*** Data shown ***
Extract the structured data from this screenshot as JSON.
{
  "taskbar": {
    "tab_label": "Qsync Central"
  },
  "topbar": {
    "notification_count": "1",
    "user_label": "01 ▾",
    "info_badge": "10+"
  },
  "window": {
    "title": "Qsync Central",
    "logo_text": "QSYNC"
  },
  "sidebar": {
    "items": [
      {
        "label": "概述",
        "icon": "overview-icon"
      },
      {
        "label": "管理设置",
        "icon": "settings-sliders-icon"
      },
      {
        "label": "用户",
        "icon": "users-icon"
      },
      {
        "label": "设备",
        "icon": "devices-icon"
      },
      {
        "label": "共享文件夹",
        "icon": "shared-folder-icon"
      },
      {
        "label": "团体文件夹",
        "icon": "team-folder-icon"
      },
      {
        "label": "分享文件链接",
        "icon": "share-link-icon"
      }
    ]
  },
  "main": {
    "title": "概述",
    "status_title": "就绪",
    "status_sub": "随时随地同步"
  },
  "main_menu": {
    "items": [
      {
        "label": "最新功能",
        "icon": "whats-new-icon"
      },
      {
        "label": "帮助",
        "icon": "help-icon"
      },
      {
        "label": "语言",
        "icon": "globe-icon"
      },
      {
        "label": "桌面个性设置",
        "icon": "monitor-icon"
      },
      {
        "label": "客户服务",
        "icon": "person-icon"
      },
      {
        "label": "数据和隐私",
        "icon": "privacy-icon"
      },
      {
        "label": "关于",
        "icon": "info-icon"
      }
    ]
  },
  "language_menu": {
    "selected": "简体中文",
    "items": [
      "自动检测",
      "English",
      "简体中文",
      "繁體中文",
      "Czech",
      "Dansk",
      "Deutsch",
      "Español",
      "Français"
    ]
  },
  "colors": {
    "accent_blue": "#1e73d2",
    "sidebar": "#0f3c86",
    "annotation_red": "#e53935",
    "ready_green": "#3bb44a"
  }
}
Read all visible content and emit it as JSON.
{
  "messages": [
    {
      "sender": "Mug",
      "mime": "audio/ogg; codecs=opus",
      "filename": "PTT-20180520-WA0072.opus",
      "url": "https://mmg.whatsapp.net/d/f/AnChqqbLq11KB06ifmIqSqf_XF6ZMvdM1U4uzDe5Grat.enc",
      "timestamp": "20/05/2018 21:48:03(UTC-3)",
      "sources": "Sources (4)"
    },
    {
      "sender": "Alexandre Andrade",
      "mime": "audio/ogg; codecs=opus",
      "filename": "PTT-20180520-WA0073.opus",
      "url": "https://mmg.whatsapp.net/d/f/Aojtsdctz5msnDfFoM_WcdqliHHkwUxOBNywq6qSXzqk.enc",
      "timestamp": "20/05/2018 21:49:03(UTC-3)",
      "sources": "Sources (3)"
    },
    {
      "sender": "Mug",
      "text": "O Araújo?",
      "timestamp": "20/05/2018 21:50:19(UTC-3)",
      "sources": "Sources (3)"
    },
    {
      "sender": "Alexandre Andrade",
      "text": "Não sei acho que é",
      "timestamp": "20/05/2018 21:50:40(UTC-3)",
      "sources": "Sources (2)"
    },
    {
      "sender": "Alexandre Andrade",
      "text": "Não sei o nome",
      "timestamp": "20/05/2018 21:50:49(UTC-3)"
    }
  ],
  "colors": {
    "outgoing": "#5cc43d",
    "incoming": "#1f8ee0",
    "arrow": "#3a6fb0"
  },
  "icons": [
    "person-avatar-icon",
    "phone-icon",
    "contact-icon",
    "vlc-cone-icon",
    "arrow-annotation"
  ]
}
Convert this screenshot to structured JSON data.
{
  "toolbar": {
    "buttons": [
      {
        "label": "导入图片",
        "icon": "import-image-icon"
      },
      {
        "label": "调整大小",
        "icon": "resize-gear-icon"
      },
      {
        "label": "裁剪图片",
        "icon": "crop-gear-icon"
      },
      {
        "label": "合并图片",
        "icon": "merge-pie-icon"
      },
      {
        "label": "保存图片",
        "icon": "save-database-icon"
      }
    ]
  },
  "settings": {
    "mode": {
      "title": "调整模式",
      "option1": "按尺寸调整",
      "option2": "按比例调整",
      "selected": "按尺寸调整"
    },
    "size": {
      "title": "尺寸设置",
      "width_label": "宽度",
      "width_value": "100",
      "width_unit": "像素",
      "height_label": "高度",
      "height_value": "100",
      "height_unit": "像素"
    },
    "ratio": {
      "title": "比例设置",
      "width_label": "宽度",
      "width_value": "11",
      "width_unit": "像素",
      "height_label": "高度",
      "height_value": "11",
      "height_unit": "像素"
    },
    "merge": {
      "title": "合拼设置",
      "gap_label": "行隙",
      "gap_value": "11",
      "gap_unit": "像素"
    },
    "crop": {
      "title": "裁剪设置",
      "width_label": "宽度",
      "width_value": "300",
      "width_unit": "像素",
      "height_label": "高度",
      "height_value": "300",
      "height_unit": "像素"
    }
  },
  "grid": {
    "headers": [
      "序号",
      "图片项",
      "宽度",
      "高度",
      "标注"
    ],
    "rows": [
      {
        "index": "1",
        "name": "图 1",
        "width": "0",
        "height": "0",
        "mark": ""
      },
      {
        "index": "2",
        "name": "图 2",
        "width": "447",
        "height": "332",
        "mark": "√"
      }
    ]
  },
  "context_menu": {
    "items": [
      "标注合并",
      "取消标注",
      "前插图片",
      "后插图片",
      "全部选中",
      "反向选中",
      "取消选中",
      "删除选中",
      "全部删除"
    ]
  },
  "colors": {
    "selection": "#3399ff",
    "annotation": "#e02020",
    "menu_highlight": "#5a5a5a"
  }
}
***
◆ What is needed ◆
Take the entries above and transcribe them in full.

◆ Task result ◆
Extract the structured data from this screenshot as JSON.
{
  "taskbar": {
    "tab_label": "Qsync Central"
  },
  "topbar": {
    "notification_count": "1",
    "user_label": "01 ▾",
    "info_badge": "10+"
  },
  "window": {
    "title": "Qsync Central",
    "logo_text": "QSYNC"
  },
  "sidebar": {
    "items": [
      {
        "label": "概述",
        "icon": "overview-icon"
      },
      {
        "label": "管理设置",
        "icon": "settings-sliders-icon"
      },
      {
        "label": "用户",
        "icon": "users-icon"
      },
      {
        "label": "设备",
        "icon": "devices-icon"
      },
      {
        "label": "共享文件夹",
        "icon": "shared-folder-icon"
      },
      {
        "label": "团体文件夹",
        "icon": "team-folder-icon"
      },
      {
        "label": "分享文件链接",
        "icon": "share-link-icon"
      }
    ]
  },
  "main": {
    "title": "概述",
    "status_title": "就绪",
    "status_sub": "随时随地同步"
  },
  "main_menu": {
    "items": [
      {
        "label": "最新功能",
        "icon": "whats-new-icon"
      },
      {
        "label": "帮助",
        "icon": "help-icon"
      },
      {
        "label": "语言",
        "icon": "globe-icon"
      },
      {
        "label": "桌面个性设置",
        "icon": "monitor-icon"
      },
      {
        "label": "客户服务",
        "icon": "person-icon"
      },
      {
        "label": "数据和隐私",
        "icon": "privacy-icon"
      },
      {
        "label": "关于",
        "icon": "info-icon"
      }
    ]
  },
  "language_menu": {
    "selected": "简体中文",
    "items": [
      "自动检测",
      "English",
      "简体中文",
      "繁體中文",
      "Czech",
      "Dansk",
      "Deutsch",
      "Español",
      "Français"
    ]
  },
  "colors": {
    "accent_blue": "#1e73d2",
    "sidebar": "#0f3c86",
    "annotation_red": "#e53935",
    "ready_green": "#3bb44a"
  }
}
Read all visible content and emit it as JSON.
{
  "messages": [
    {
      "sender": "Mug",
      "mime": "audio/ogg; codecs=opus",
      "filename": "PTT-20180520-WA0072.opus",
      "url": "https://mmg.whatsapp.net/d/f/AnChqqbLq11KB06ifmIqSqf_XF6ZMvdM1U4uzDe5Grat.enc",
      "timestamp": "20/05/2018 21:48:03(UTC-3)",
      "sources": "Sources (4)"
    },
    {
      "sender": "Alexandre Andrade",
      "mime": "audio/ogg; codecs=opus",
      "filename": "PTT-20180520-WA0073.opus",
      "url": "https://mmg.whatsapp.net/d/f/Aojtsdctz5msnDfFoM_WcdqliHHkwUxOBNywq6qSXzqk.enc",
      "timestamp": "20/05/2018 21:49:03(UTC-3)",
      "sources": "Sources (3)"
    },
    {
      "sender": "Mug",
      "text": "O Araújo?",
      "timestamp": "20/05/2018 21:50:19(UTC-3)",
      "sources": "Sources (3)"
    },
    {
      "sender": "Alexandre Andrade",
      "text": "Não sei acho que é",
      "timestamp": "20/05/2018 21:50:40(UTC-3)",
      "sources": "Sources (2)"
    },
    {
      "sender": "Alexandre Andrade",
      "text": "Não sei o nome",
      "timestamp": "20/05/2018 21:50:49(UTC-3)"
    }
  ],
  "colors": {
    "outgoing": "#5cc43d",
    "incoming": "#1f8ee0",
    "arrow": "#3a6fb0"
  },
  "icons": [
    "person-avatar-icon",
    "phone-icon",
    "contact-icon",
    "vlc-cone-icon",
    "arrow-annotation"
  ]
}
Convert this screenshot to structured JSON data.
{
  "toolbar": {
    "buttons": [
      {
        "label": "导入图片",
        "icon": "import-image-icon"
      },
      {
        "label": "调整大小",
        "icon": "resize-gear-icon"
      },
      {
        "label": "裁剪图片",
        "icon": "crop-gear-icon"
      },
      {
        "label": "合并图片",
        "icon": "merge-pie-icon"
      },
      {
        "label": "保存图片",
        "icon": "save-database-icon"
      }
    ]
  },
  "settings": {
    "mode": {
      "title": "调整模式",
      "option1": "按尺寸调整",
      "option2": "按比例调整",
      "selected": "按尺寸调整"
    },
    "size": {
      "title": "尺寸设置",
      "width_label": "宽度",
      "width_value": "100",
      "width_unit": "像素",
      "height_label": "高度",
      "height_value": "100",
      "height_unit": "像素"
    },
    "ratio": {
      "title": "比例设置",
      "width_label": "宽度",
      "width_value": "11",
      "width_unit": "像素",
      "height_label": "高度",
      "height_value": "11",
      "height_unit": "像素"
    },
    "merge": {
      "title": "合拼设置",
      "gap_label": "行隙",
      "gap_value": "11",
      "gap_unit": "像素"
    },
    "crop": {
      "title": "裁剪设置",
      "width_label": "宽度",
      "width_value": "300",
      "width_unit": "像素",
      "height_label": "高度",
      "height_value": "300",
      "height_unit": "像素"
    }
  },
  "grid": {
    "headers": [
      "序号",
      "图片项",
      "宽度",
      "高度",
      "标注"
    ],
    "rows": [
      {
        "index": "1",
        "name": "图 1",
        "width": "0",
        "height": "0",
        "mark": ""
      },
      {
        "index": "2",
        "name": "图 2",
        "width": "447",
        "height": "332",
        "mark": "√"
      }
    ]
  },
  "context_menu": {
    "items": [
      "标注合并",
      "取消标注",
      "前插图片",
      "后插图片",
      "全部选中",
      "反向选中",
      "取消选中",
      "删除选中",
      "全部删除"
    ]
  },
  "colors": {
    "selection": "#3399ff",
    "annotation": "#e02020",
    "menu_highlight": "#5a5a5a"
  }
}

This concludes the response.